Collection entries
----

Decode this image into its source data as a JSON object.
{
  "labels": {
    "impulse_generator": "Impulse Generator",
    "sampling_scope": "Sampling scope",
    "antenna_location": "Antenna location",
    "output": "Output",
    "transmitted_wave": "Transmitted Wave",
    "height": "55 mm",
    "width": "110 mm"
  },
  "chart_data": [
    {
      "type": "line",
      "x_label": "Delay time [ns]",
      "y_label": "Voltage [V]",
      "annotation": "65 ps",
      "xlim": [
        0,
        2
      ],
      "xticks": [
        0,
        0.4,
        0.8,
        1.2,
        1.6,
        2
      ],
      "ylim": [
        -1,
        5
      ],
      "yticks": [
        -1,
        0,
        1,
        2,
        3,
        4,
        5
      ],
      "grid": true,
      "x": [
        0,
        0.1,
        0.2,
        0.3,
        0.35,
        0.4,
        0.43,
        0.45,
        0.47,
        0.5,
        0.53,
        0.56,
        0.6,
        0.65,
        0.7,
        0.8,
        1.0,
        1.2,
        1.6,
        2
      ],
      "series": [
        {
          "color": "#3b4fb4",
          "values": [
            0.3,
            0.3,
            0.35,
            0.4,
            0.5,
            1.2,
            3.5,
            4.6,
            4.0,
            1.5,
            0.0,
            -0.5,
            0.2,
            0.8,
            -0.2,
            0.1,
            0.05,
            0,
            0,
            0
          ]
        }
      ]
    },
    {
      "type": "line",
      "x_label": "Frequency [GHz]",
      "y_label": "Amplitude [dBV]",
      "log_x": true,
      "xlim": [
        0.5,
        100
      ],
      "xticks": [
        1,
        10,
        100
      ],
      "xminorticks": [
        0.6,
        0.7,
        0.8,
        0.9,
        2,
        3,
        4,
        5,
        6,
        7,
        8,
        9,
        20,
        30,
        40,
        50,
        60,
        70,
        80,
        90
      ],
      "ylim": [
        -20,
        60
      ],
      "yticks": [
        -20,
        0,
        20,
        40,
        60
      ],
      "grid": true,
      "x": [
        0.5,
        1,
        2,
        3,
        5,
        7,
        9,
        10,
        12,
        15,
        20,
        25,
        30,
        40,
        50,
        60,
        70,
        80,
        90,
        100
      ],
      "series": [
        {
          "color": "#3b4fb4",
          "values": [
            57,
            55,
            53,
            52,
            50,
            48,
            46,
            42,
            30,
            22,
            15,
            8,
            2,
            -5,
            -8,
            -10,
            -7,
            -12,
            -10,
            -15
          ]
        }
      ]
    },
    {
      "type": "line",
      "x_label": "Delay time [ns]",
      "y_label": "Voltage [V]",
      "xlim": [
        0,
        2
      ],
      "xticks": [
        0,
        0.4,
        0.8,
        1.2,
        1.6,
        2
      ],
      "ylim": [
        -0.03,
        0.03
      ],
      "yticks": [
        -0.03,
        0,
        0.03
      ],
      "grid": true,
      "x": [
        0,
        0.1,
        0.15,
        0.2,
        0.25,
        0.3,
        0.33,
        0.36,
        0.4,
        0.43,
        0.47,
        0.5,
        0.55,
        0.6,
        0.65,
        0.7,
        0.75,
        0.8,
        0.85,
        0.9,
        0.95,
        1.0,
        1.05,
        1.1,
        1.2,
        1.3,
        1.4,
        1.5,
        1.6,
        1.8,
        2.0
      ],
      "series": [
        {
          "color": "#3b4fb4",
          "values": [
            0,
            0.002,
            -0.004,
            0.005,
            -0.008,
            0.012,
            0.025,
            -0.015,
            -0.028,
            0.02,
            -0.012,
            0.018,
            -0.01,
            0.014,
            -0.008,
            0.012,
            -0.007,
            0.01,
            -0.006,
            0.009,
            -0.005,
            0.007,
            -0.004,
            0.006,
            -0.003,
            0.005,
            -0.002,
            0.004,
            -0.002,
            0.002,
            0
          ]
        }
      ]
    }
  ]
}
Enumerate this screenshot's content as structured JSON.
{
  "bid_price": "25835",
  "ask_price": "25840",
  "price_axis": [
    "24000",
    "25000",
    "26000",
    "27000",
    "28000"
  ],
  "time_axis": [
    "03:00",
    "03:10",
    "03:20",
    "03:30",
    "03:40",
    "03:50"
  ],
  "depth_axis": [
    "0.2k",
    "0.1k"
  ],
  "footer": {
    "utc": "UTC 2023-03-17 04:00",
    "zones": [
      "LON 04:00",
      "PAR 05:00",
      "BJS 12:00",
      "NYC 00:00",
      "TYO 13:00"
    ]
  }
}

----

**Aim:**
Reproduce the complete set of lines precisely as supplied.

**Answer to the exercise:**
Decode this image into its source data as a JSON object.
{
  "labels": {
    "impulse_generator": "Impulse Generator",
    "sampling_scope": "Sampling scope",
    "antenna_location": "Antenna location",
    "output": "Output",
    "transmitted_wave": "Transmitted Wave",
    "height": "55 mm",
    "width": "110 mm"
  },
  "chart_data": [
    {
      "type": "line",
      "x_label": "Delay time [ns]",
      "y_label": "Voltage [V]",
      "annotation": "65 ps",
      "xlim": [
        0,
        2
      ],
      "xticks": [
        0,
        0.4,
        0.8,
        1.2,
        1.6,
        2
      ],
      "ylim": [
        -1,
        5
      ],
      "yticks": [
        -1,
        0,
        1,
        2,
        3,
        4,
        5
      ],
      "grid": true,
      "x": [
        0,
        0.1,
        0.2,
        0.3,
        0.35,
        0.4,
        0.43,
        0.45,
        0.47,
        0.5,
        0.53,
        0.56,
        0.6,
        0.65,
        0.7,
        0.8,
        1.0,
        1.2,
        1.6,
        2
      ],
      "series": [
        {
          "color": "#3b4fb4",
          "values": [
            0.3,
            0.3,
            0.35,
            0.4,
            0.5,
            1.2,
            3.5,
            4.6,
            4.0,
            1.5,
            0.0,
            -0.5,
            0.2,
            0.8,
            -0.2,
            0.1,
            0.05,
            0,
            0,
            0
          ]
        }
      ]
    },
    {
      "type": "line",
      "x_label": "Frequency [GHz]",
      "y_label": "Amplitude [dBV]",
      "log_x": true,
      "xlim": [
        0.5,
        100
      ],
      "xticks": [
        1,
        10,
        100
      ],
      "xminorticks": [
        0.6,
        0.7,
        0.8,
        0.9,
        2,
        3,
        4,
        5,
        6,
        7,
        8,
        9,
        20,
        30,
        40,
        50,
        60,
        70,
        80,
        90
      ],
      "ylim": [
        -20,
        60
      ],
      "yticks": [
        -20,
        0,
        20,
        40,
        60
      ],
      "grid": true,
      "x": [
        0.5,
        1,
        2,
        3,
        5,
        7,
        9,
        10,
        12,
        15,
        20,
        25,
        30,
        40,
        50,
        60,
        70,
        80,
        90,
        100
      ],
      "series": [
        {
          "color": "#3b4fb4",
          "values": [
            57,
            55,
            53,
            52,
            50,
            48,
            46,
            42,
            30,
            22,
            15,
            8,
            2,
            -5,
            -8,
            -10,
            -7,
            -12,
            -10,
            -15
          ]
        }
      ]
    },
    {
      "type": "line",
      "x_label": "Delay time [ns]",
      "y_label": "Voltage [V]",
      "xlim": [
        0,
        2
      ],
      "xticks": [
        0,
        0.4,
        0.8,
        1.2,
        1.6,
        2
      ],
      "ylim": [
        -0.03,
        0.03
      ],
      "yticks": [
        -0.03,
        0,
        0.03
      ],
      "grid": true,
      "x": [
        0,
        0.1,
        0.15,
        0.2,
        0.25,
        0.3,
        0.33,
        0.36,
        0.4,
        0.43,
        0.47,
        0.5,
        0.55,
        0.6,
        0.65,
        0.7,
        0.75,
        0.8,
        0.85,
        0.9,
        0.95,
        1.0,
        1.05,
        1.1,
        1.2,
        1.3,
        1.4,
        1.5,
        1.6,
        1.8,
        2.0
      ],
      "series": [
        {
          "color": "#3b4fb4",
          "values": [
            0,
            0.002,
            -0.004,
            0.005,
            -0.008,
            0.012,
            0.025,
            -0.015,
            -0.028,
            0.02,
            -0.012,
            0.018,
            -0.01,
            0.014,
            -0.008,
            0.012,
            -0.007,
            0.01,
            -0.006,
            0.009,
            -0.005,
            0.007,
            -0.004,
            0.006,
            -0.003,
            0.005,
            -0.002,
            0.004,
            -0.002,
            0.002,
            0
          ]
        }
      ]
    }
  ]
}
Enumerate this screenshot's content as structured JSON.
{
  "bid_price": "25835",
  "ask_price": "25840",
  "price_axis": [
    "24000",
    "25000",
    "26000",
    "27000",
    "28000"
  ],
  "time_axis": [
    "03:00",
    "03:10",
    "03:20",
    "03:30",
    "03:40",
    "03:50"
  ],
  "depth_axis": [
    "0.2k",
    "0.1k"
  ],
  "footer": {
    "utc": "UTC 2023-03-17 04:00",
    "zones": [
      "LON 04:00",
      "PAR 05:00",
      "BJS 12:00",
      "NYC 00:00",
      "TYO 13:00"
    ]
  }
}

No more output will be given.